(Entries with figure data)
%%
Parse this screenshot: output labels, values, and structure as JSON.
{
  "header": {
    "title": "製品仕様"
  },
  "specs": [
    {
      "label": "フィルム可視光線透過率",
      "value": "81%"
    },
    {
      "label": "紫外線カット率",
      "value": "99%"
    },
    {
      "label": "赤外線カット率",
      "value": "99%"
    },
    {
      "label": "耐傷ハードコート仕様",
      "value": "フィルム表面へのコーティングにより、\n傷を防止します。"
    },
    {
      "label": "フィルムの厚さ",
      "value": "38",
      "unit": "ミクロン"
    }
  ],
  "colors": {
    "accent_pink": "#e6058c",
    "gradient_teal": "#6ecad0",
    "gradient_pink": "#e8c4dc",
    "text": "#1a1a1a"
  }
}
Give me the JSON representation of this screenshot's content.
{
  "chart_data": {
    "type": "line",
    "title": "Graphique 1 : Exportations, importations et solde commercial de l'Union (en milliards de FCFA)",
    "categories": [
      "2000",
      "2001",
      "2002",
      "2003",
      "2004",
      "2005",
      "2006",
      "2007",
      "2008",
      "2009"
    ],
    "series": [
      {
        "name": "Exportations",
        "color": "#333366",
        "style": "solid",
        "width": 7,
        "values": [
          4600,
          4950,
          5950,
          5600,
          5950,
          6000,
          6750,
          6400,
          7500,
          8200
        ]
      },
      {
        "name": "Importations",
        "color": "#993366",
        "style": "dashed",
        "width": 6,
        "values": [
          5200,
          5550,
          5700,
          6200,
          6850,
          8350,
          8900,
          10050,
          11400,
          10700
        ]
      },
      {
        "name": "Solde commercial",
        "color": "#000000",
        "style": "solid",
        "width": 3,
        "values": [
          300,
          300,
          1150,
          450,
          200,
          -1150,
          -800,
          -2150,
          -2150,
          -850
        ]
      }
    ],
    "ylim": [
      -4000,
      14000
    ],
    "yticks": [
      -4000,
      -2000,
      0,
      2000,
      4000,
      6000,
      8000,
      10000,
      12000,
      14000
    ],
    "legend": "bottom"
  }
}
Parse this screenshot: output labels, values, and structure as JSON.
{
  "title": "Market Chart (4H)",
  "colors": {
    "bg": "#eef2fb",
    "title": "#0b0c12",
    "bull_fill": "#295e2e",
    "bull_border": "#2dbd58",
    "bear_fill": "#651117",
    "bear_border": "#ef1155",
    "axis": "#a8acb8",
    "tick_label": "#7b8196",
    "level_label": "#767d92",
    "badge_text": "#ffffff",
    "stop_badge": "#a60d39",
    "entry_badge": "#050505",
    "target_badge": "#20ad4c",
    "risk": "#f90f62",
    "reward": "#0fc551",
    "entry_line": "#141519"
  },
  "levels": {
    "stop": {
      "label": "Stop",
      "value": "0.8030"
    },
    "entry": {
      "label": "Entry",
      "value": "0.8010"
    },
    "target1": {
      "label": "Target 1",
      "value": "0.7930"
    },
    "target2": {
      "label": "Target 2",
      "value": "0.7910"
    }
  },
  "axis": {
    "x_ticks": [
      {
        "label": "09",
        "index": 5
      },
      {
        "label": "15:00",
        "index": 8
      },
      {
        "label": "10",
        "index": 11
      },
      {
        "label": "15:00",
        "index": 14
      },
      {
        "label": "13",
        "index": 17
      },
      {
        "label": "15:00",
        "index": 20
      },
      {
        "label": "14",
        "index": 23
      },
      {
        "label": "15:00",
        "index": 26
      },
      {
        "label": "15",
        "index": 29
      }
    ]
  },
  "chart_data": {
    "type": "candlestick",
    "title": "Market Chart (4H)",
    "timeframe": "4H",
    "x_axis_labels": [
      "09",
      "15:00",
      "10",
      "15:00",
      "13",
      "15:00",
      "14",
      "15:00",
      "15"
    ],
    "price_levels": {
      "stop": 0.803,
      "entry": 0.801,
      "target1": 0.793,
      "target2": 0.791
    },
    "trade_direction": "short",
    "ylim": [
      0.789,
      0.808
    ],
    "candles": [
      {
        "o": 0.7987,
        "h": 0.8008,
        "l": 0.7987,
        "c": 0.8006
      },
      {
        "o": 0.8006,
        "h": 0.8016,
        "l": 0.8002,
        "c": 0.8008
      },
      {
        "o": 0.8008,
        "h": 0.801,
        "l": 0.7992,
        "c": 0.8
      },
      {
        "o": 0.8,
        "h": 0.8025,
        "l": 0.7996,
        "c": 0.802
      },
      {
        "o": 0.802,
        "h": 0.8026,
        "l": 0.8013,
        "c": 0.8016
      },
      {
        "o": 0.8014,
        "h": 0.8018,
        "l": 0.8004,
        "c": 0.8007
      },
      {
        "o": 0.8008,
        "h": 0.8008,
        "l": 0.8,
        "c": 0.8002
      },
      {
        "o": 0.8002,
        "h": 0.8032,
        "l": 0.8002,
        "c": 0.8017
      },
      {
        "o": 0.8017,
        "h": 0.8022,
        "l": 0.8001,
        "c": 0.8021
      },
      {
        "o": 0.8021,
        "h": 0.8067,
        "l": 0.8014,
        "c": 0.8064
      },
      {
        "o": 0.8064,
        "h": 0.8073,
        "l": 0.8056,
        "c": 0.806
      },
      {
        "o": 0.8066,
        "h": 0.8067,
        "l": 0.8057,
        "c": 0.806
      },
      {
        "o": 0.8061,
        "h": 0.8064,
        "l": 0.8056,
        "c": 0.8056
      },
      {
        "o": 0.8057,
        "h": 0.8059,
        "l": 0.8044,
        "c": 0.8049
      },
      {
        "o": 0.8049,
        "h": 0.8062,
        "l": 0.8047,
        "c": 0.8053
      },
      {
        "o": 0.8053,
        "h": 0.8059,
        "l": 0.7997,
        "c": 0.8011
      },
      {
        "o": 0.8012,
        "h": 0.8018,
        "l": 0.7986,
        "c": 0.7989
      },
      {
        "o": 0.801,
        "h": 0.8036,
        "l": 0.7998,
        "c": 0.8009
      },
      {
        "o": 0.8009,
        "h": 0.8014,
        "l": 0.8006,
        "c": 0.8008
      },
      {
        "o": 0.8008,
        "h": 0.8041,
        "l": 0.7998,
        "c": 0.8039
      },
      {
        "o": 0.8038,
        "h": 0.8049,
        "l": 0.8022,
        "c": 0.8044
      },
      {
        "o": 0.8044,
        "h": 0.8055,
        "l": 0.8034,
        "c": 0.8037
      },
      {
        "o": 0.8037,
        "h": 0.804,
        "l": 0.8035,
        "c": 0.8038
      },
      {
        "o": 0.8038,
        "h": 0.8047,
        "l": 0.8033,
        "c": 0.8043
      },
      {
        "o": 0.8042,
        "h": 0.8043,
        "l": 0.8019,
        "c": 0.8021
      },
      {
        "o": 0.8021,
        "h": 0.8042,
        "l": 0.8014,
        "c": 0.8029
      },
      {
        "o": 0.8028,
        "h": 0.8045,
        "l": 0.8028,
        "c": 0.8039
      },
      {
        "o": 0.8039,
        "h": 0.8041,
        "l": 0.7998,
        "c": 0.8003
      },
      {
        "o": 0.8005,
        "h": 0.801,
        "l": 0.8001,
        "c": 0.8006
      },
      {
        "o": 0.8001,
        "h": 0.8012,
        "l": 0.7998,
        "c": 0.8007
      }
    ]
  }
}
%%
### Task details
Filter the records above for "commercial" and copy every matching line.

### Response to this task
    "title": "Graphique 1 : Exportations, importations et solde commercial de l'Union (en milliards de FCFA)",
        "name": "Solde commercial",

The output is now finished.